**INSTRUCTIONS FOR THE TASK**
The records below must be written out exactly, with every picture left behind.

**PROVIDED RECORDS**
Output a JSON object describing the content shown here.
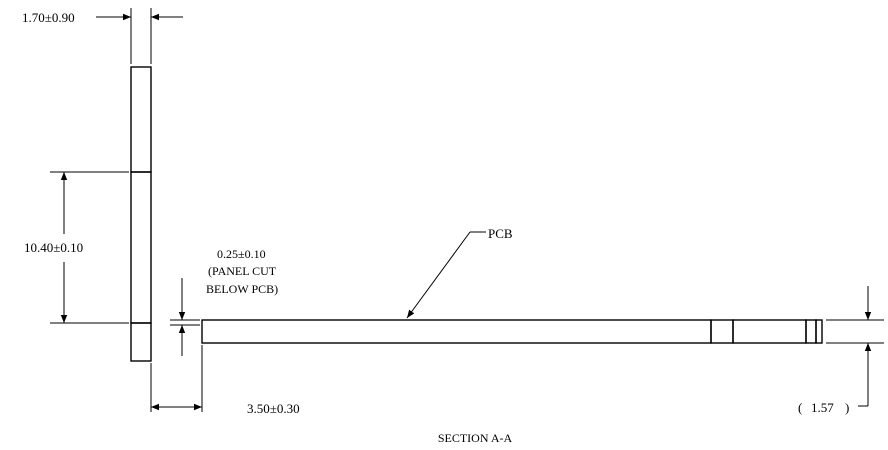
{
  "dimensions": {
    "panel_thickness": "1.70±0.90",
    "panel_height": "10.40±0.10",
    "panel_cut_value": "0.25±0.10",
    "panel_cut_note_1": "(PANEL CUT",
    "panel_cut_note_2": "BELOW PCB)",
    "offset": "3.50±0.30",
    "pcb_thickness": "1.57"
  },
  "labels": {
    "pcb": "PCB",
    "section": "SECTION A-A"
  },
  "colors": {
    "line": "#000000",
    "background": "#ffffff"
  }
}
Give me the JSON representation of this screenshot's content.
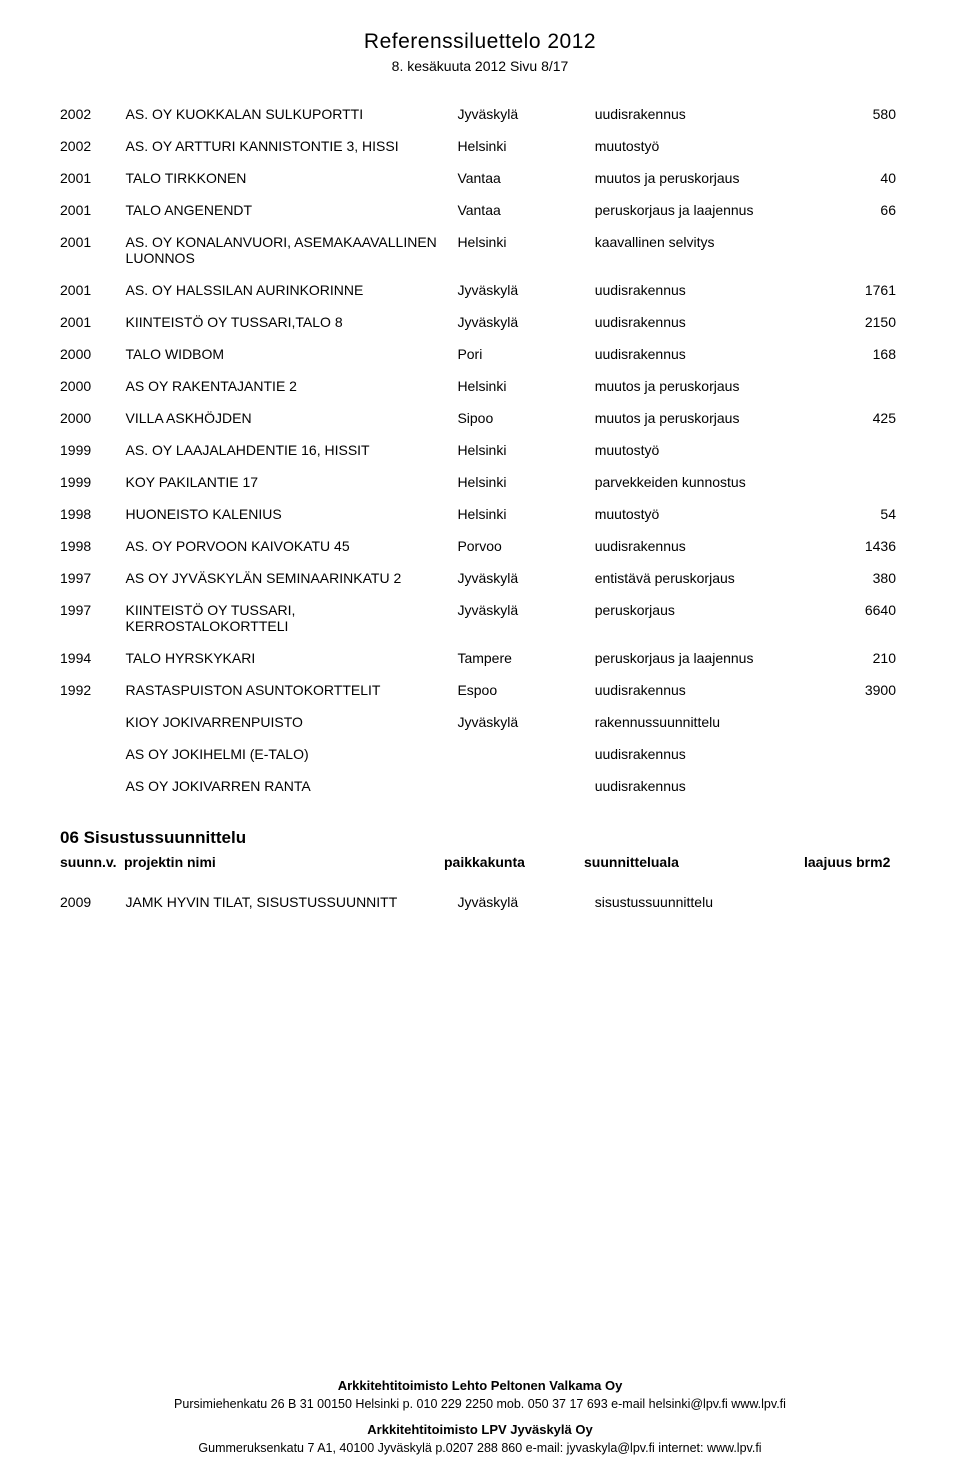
{
  "header": {
    "title": "Referenssiluettelo 2012",
    "subtitle": "8. kesäkuuta 2012  Sivu 8/17"
  },
  "rows": [
    {
      "year": "2002",
      "name": "AS. OY KUOKKALAN SULKUPORTTI",
      "loc": "Jyväskylä",
      "type": "uudisrakennus",
      "num": "580"
    },
    {
      "year": "2002",
      "name": "AS. OY ARTTURI KANNISTONTIE 3, HISSI",
      "loc": "Helsinki",
      "type": "muutostyö",
      "num": ""
    },
    {
      "year": "2001",
      "name": "TALO TIRKKONEN",
      "loc": "Vantaa",
      "type": "muutos ja peruskorjaus",
      "num": "40"
    },
    {
      "year": "2001",
      "name": "TALO ANGENENDT",
      "loc": "Vantaa",
      "type": "peruskorjaus ja laajennus",
      "num": "66"
    },
    {
      "year": "2001",
      "name": "AS. OY KONALANVUORI, ASEMAKAAVALLINEN LUONNOS",
      "loc": "Helsinki",
      "type": "kaavallinen selvitys",
      "num": ""
    },
    {
      "year": "2001",
      "name": "AS. OY HALSSILAN AURINKORINNE",
      "loc": "Jyväskylä",
      "type": "uudisrakennus",
      "num": "1761"
    },
    {
      "year": "2001",
      "name": "KIINTEISTÖ OY TUSSARI,TALO 8",
      "loc": "Jyväskylä",
      "type": "uudisrakennus",
      "num": "2150"
    },
    {
      "year": "2000",
      "name": "TALO WIDBOM",
      "loc": "Pori",
      "type": "uudisrakennus",
      "num": "168"
    },
    {
      "year": "2000",
      "name": "AS OY RAKENTAJANTIE 2",
      "loc": "Helsinki",
      "type": "muutos ja peruskorjaus",
      "num": ""
    },
    {
      "year": "2000",
      "name": "VILLA ASKHÖJDEN",
      "loc": "Sipoo",
      "type": "muutos ja peruskorjaus",
      "num": "425"
    },
    {
      "year": "1999",
      "name": "AS. OY LAAJALAHDENTIE 16, HISSIT",
      "loc": "Helsinki",
      "type": "muutostyö",
      "num": ""
    },
    {
      "year": "1999",
      "name": "KOY PAKILANTIE 17",
      "loc": "Helsinki",
      "type": "parvekkeiden kunnostus",
      "num": ""
    },
    {
      "year": "1998",
      "name": "HUONEISTO KALENIUS",
      "loc": "Helsinki",
      "type": "muutostyö",
      "num": "54"
    },
    {
      "year": "1998",
      "name": "AS. OY PORVOON KAIVOKATU 45",
      "loc": "Porvoo",
      "type": "uudisrakennus",
      "num": "1436"
    },
    {
      "year": "1997",
      "name": "AS OY JYVÄSKYLÄN SEMINAARINKATU 2",
      "loc": "Jyväskylä",
      "type": "entistävä peruskorjaus",
      "num": "380"
    },
    {
      "year": "1997",
      "name": "KIINTEISTÖ OY TUSSARI, KERROSTALOKORTTELI",
      "loc": "Jyväskylä",
      "type": "peruskorjaus",
      "num": "6640"
    },
    {
      "year": "1994",
      "name": "TALO HYRSKYKARI",
      "loc": "Tampere",
      "type": "peruskorjaus ja laajennus",
      "num": "210"
    },
    {
      "year": "1992",
      "name": "RASTASPUISTON ASUNTOKORTTELIT",
      "loc": "Espoo",
      "type": "uudisrakennus",
      "num": "3900"
    },
    {
      "year": "",
      "name": "KIOY JOKIVARRENPUISTO",
      "loc": "Jyväskylä",
      "type": "rakennussuunnittelu",
      "num": ""
    },
    {
      "year": "",
      "name": "AS OY JOKIHELMI (E-TALO)",
      "loc": "",
      "type": "uudisrakennus",
      "num": ""
    },
    {
      "year": "",
      "name": "AS OY JOKIVARREN RANTA",
      "loc": "",
      "type": "uudisrakennus",
      "num": ""
    }
  ],
  "section06": {
    "title": "06 Sisustussuunnittelu",
    "headers": {
      "c1": "suunn.v.",
      "c2": "projektin nimi",
      "c3": "paikkakunta",
      "c4": "suunnitteluala",
      "c5": "laajuus brm2"
    },
    "row": {
      "year": "2009",
      "name": "JAMK HYVIN TILAT, SISUSTUSSUUNNITT",
      "loc": "Jyväskylä",
      "type": "sisustussuunnittelu",
      "num": ""
    }
  },
  "footer": {
    "company1": "Arkkitehtitoimisto Lehto Peltonen Valkama Oy",
    "line1": "Pursimiehenkatu 26 B 31 00150 Helsinki  p. 010 229 2250   mob. 050  37 17 693  e-mail helsinki@lpv.fi   www.lpv.fi",
    "company2": "Arkkitehtitoimisto LPV Jyväskylä Oy",
    "line2": "Gummeruksenkatu 7 A1, 40100 Jyväskylä p.0207 288 860  e-mail: jyvaskyla@lpv.fi   internet: www.lpv.fi"
  }
}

**OUTPUT BELOW**
Output a JSON object describing the content shown here.
{
  "dimensions": {
    "panel_thickness": "1.70±0.90",
    "panel_height": "10.40±0.10",
    "panel_cut_value": "0.25±0.10",
    "panel_cut_note_1": "(PANEL CUT",
    "panel_cut_note_2": "BELOW PCB)",
    "offset": "3.50±0.30",
    "pcb_thickness": "1.57"
  },
  "labels": {
    "pcb": "PCB",
    "section": "SECTION A-A"
  },
  "colors": {
    "line": "#000000",
    "background": "#ffffff"
  }
}
Give me the JSON representation of this screenshot's content.
{
  "header": {
    "title": "Referenssiluettelo 2012",
    "subtitle": "8. kesäkuuta 2012  Sivu 8/17"
  },
  "rows": [
    {
      "year": "2002",
      "name": "AS. OY KUOKKALAN SULKUPORTTI",
      "loc": "Jyväskylä",
      "type": "uudisrakennus",
      "num": "580"
    },
    {
      "year": "2002",
      "name": "AS. OY ARTTURI KANNISTONTIE 3, HISSI",
      "loc": "Helsinki",
      "type": "muutostyö",
      "num": ""
    },
    {
      "year": "2001",
      "name": "TALO TIRKKONEN",
      "loc": "Vantaa",
      "type": "muutos ja peruskorjaus",
      "num": "40"
    },
    {
      "year": "2001",
      "name": "TALO ANGENENDT",
      "loc": "Vantaa",
      "type": "peruskorjaus ja laajennus",
      "num": "66"
    },
    {
      "year": "2001",
      "name": "AS. OY KONALANVUORI, ASEMAKAAVALLINEN LUONNOS",
      "loc": "Helsinki",
      "type": "kaavallinen selvitys",
      "num": ""
    },
    {
      "year": "2001",
      "name": "AS. OY HALSSILAN AURINKORINNE",
      "loc": "Jyväskylä",
      "type": "uudisrakennus",
      "num": "1761"
    },
    {
      "year": "2001",
      "name": "KIINTEISTÖ OY TUSSARI,TALO 8",
      "loc": "Jyväskylä",
      "type": "uudisrakennus",
      "num": "2150"
    },
    {
      "year": "2000",
      "name": "TALO WIDBOM",
      "loc": "Pori",
      "type": "uudisrakennus",
      "num": "168"
    },
    {
      "year": "2000",
      "name": "AS OY RAKENTAJANTIE 2",
      "loc": "Helsinki",
      "type": "muutos ja peruskorjaus",
      "num": ""
    },
    {
      "year": "2000",
      "name": "VILLA ASKHÖJDEN",
      "loc": "Sipoo",
      "type": "muutos ja peruskorjaus",
      "num": "425"
    },
    {
      "year": "1999",
      "name": "AS. OY LAAJALAHDENTIE 16, HISSIT",
      "loc": "Helsinki",
      "type": "muutostyö",
      "num": ""
    },
    {
      "year": "1999",
      "name": "KOY PAKILANTIE 17",
      "loc": "Helsinki",
      "type": "parvekkeiden kunnostus",
      "num": ""
    },
    {
      "year": "1998",
      "name": "HUONEISTO KALENIUS",
      "loc": "Helsinki",
      "type": "muutostyö",
      "num": "54"
    },
    {
      "year": "1998",
      "name": "AS. OY PORVOON KAIVOKATU 45",
      "loc": "Porvoo",
      "type": "uudisrakennus",
      "num": "1436"
    },
    {
      "year": "1997",
      "name": "AS OY JYVÄSKYLÄN SEMINAARINKATU 2",
      "loc": "Jyväskylä",
      "type": "entistävä peruskorjaus",
      "num": "380"
    },
    {
      "year": "1997",
      "name": "KIINTEISTÖ OY TUSSARI, KERROSTALOKORTTELI",
      "loc": "Jyväskylä",
      "type": "peruskorjaus",
      "num": "6640"
    },
    {
      "year": "1994",
      "name": "TALO HYRSKYKARI",
      "loc": "Tampere",
      "type": "peruskorjaus ja laajennus",
      "num": "210"
    },
    {
      "year": "1992",
      "name": "RASTASPUISTON ASUNTOKORTTELIT",
      "loc": "Espoo",
      "type": "uudisrakennus",
      "num": "3900"
    },
    {
      "year": "",
      "name": "KIOY JOKIVARRENPUISTO",
      "loc": "Jyväskylä",
      "type": "rakennussuunnittelu",
      "num": ""
    },
    {
      "year": "",
      "name": "AS OY JOKIHELMI (E-TALO)",
      "loc": "",
      "type": "uudisrakennus",
      "num": ""
    },
    {
      "year": "",
      "name": "AS OY JOKIVARREN RANTA",
      "loc": "",
      "type": "uudisrakennus",
      "num": ""
    }
  ],
  "section06": {
    "title": "06 Sisustussuunnittelu",
    "headers": {
      "c1": "suunn.v.",
      "c2": "projektin nimi",
      "c3": "paikkakunta",
      "c4": "suunnitteluala",
      "c5": "laajuus brm2"
    },
    "row": {
      "year": "2009",
      "name": "JAMK HYVIN TILAT, SISUSTUSSUUNNITT",
      "loc": "Jyväskylä",
      "type": "sisustussuunnittelu",
      "num": ""
    }
  },
  "footer": {
    "company1": "Arkkitehtitoimisto Lehto Peltonen Valkama Oy",
    "line1": "Pursimiehenkatu 26 B 31 00150 Helsinki  p. 010 229 2250   mob. 050  37 17 693  e-mail helsinki@lpv.fi   www.lpv.fi",
    "company2": "Arkkitehtitoimisto LPV Jyväskylä Oy",
    "line2": "Gummeruksenkatu 7 A1, 40100 Jyväskylä p.0207 288 860  e-mail: jyvaskyla@lpv.fi   internet: www.lpv.fi"
  }
}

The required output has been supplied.